Report how many lines contain the word "Skinner"; answer with the number only.

>>>>

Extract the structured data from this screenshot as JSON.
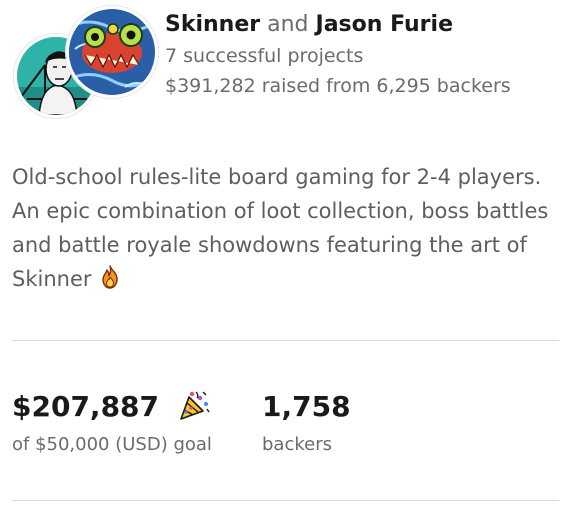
{
  "creators": {
    "name_1": "Skinner",
    "connector": "and",
    "name_2": "Jason Furie",
    "projects": "7 successful projects",
    "raised": "$391,282 raised from 6,295 backers"
  },
  "icons": {
    "avatar_1": "portrait-avatar",
    "avatar_2": "monster-art-avatar",
    "fire": "fire-emoji",
    "celebration": "party-popper-emoji"
  },
  "blurb": "Old-school rules-lite board gaming for 2-4 players. An epic combination of loot collection, boss battles and battle royale showdowns featuring the art of Skinner",
  "stats": {
    "pledged": "$207,887",
    "goal": "of $50,000 (USD) goal",
    "backers_count": "1,758",
    "backers_label": "backers"
  },
  "colors": {
    "text_primary": "#1a1a1a",
    "text_secondary": "#6b6b6b",
    "divider": "#dcdcdc",
    "avatar_bg_1": "#2fb3a8",
    "avatar_bg_2": "#2a5fa8"
  }
}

<<<<

Exercise output:
2